#### [SET EXERCISE]
Nothing but the line with "Transcribe the text in this document." and the lines after it, through the end of the records below, is to be repeated, exactly as it is.

#### [ENTRIES SHOWN]
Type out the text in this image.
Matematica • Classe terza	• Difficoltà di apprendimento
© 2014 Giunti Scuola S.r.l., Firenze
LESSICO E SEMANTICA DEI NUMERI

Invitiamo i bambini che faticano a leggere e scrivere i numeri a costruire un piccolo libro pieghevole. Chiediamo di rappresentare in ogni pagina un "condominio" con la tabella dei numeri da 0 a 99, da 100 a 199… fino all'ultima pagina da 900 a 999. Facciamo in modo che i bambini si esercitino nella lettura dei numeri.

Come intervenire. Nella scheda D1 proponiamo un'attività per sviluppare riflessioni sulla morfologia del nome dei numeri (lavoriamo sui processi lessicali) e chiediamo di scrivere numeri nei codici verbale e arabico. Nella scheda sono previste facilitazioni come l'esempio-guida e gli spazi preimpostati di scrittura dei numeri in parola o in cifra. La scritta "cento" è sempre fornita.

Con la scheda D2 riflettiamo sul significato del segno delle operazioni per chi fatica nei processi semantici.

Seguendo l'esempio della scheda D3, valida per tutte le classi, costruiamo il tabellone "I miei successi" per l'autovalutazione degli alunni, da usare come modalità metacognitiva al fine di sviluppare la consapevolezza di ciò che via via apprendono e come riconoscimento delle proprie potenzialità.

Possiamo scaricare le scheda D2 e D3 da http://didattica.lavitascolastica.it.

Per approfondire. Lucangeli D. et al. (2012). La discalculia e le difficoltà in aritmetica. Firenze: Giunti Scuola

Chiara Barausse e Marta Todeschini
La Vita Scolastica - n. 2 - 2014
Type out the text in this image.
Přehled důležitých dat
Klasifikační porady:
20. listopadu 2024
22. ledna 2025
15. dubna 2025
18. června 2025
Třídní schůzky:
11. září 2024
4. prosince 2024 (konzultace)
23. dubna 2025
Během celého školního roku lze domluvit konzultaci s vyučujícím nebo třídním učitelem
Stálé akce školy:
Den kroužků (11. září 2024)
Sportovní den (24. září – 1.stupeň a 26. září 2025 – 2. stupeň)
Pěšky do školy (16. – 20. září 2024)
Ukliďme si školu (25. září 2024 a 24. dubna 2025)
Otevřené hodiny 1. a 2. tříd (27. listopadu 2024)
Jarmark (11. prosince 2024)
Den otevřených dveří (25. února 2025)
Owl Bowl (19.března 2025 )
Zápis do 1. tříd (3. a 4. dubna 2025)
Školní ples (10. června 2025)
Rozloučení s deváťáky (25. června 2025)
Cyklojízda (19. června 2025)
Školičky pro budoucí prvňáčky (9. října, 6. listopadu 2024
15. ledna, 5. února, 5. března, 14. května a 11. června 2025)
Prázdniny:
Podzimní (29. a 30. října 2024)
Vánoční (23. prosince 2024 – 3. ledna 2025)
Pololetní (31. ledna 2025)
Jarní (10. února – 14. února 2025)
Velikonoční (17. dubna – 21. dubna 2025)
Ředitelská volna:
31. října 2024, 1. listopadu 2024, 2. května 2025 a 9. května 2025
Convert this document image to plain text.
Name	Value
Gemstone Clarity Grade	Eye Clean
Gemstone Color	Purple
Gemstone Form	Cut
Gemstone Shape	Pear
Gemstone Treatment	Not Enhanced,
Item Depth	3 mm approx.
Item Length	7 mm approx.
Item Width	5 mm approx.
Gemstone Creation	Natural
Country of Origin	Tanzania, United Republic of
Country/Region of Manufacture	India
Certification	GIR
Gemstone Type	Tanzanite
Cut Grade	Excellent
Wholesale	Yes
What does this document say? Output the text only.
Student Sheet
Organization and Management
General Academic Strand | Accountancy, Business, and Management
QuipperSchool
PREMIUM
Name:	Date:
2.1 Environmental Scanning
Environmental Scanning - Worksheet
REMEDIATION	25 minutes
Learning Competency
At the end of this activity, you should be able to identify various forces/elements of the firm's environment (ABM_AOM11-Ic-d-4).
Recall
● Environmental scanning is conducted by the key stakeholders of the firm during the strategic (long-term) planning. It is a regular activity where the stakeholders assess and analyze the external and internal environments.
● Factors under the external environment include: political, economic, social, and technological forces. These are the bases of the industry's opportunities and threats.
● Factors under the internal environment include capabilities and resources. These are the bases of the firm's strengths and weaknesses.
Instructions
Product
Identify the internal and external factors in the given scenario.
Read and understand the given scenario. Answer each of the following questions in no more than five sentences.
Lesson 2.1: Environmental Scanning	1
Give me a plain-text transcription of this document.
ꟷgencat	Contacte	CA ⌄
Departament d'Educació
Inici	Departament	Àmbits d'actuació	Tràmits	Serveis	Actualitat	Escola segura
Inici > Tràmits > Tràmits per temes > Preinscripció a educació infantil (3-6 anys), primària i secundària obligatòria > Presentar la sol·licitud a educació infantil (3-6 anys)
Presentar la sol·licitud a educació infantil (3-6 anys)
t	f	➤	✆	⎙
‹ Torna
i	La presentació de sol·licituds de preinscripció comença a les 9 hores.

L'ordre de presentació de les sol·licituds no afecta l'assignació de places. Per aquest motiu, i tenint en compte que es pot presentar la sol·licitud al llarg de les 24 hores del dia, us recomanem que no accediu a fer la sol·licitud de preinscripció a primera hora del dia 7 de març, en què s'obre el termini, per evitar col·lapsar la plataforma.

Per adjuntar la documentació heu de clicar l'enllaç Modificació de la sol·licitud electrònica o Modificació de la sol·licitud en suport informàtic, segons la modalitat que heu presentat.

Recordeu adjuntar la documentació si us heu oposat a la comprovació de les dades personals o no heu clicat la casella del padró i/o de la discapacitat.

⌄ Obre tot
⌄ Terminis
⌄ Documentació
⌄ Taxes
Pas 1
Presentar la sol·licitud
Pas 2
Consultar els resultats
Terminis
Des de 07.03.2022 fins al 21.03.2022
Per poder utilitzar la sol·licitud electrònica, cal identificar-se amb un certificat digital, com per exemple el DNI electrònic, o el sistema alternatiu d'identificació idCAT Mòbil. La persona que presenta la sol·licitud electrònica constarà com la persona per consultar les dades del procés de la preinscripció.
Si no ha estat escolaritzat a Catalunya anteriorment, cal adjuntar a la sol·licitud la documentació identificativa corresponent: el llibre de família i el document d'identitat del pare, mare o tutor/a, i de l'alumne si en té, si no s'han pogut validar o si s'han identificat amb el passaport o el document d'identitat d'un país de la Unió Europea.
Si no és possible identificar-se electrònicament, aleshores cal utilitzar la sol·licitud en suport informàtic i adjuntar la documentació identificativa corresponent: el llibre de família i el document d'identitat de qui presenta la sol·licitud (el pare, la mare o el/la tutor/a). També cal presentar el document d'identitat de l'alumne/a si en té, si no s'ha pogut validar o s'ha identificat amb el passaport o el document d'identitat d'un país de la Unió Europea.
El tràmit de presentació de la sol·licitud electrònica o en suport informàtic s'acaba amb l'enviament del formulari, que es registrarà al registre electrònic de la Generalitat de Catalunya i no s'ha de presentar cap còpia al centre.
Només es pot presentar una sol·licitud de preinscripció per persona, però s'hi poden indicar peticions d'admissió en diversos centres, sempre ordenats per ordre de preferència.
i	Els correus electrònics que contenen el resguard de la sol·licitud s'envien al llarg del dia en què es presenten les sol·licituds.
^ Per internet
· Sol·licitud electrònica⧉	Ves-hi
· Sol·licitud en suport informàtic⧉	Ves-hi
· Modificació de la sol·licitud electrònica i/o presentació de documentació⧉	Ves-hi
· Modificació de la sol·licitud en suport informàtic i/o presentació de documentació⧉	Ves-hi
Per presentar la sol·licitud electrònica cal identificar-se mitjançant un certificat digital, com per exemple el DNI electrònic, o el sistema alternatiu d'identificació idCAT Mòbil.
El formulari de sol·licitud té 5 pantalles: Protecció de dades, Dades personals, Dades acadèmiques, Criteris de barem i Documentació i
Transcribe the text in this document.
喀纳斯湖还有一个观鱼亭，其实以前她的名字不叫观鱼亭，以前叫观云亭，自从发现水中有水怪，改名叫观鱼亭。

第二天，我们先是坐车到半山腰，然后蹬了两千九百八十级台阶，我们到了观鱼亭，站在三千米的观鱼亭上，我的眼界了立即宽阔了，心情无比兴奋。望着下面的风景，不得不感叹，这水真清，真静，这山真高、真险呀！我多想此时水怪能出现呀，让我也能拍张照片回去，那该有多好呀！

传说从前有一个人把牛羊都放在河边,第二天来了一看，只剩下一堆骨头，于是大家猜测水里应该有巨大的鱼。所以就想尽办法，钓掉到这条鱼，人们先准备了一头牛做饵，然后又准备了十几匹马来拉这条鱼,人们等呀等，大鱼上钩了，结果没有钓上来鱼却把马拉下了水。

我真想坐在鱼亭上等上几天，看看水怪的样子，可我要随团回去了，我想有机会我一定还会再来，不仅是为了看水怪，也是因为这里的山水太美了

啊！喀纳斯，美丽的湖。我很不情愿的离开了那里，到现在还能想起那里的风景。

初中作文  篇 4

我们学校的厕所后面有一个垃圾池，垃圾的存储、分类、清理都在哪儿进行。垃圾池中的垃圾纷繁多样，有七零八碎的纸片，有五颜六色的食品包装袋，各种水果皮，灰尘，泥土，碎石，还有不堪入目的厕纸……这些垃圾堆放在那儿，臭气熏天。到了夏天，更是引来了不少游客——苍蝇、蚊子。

#### [WORKED SOLUTION]
Transcribe the text in this document.
喀纳斯湖还有一个观鱼亭，其实以前她的名字不叫观鱼亭，以前叫观云亭，自从发现水中有水怪，改名叫观鱼亭。

第二天，我们先是坐车到半山腰，然后蹬了两千九百八十级台阶，我们到了观鱼亭，站在三千米的观鱼亭上，我的眼界了立即宽阔了，心情无比兴奋。望着下面的风景，不得不感叹，这水真清，真静，这山真高、真险呀！我多想此时水怪能出现呀，让我也能拍张照片回去，那该有多好呀！

传说从前有一个人把牛羊都放在河边,第二天来了一看，只剩下一堆骨头，于是大家猜测水里应该有巨大的鱼。所以就想尽办法，钓掉到这条鱼，人们先准备了一头牛做饵，然后又准备了十几匹马来拉这条鱼,人们等呀等，大鱼上钩了，结果没有钓上来鱼却把马拉下了水。

我真想坐在鱼亭上等上几天，看看水怪的样子，可我要随团回去了，我想有机会我一定还会再来，不仅是为了看水怪，也是因为这里的山水太美了

啊！喀纳斯，美丽的湖。我很不情愿的离开了那里，到现在还能想起那里的风景。

初中作文  篇 4

我们学校的厕所后面有一个垃圾池，垃圾的存储、分类、清理都在哪儿进行。垃圾池中的垃圾纷繁多样，有七零八碎的纸片，有五颜六色的食品包装袋，各种水果皮，灰尘，泥土，碎石，还有不堪入目的厕纸……这些垃圾堆放在那儿，臭气熏天。到了夏天，更是引来了不少游客——苍蝇、蚊子。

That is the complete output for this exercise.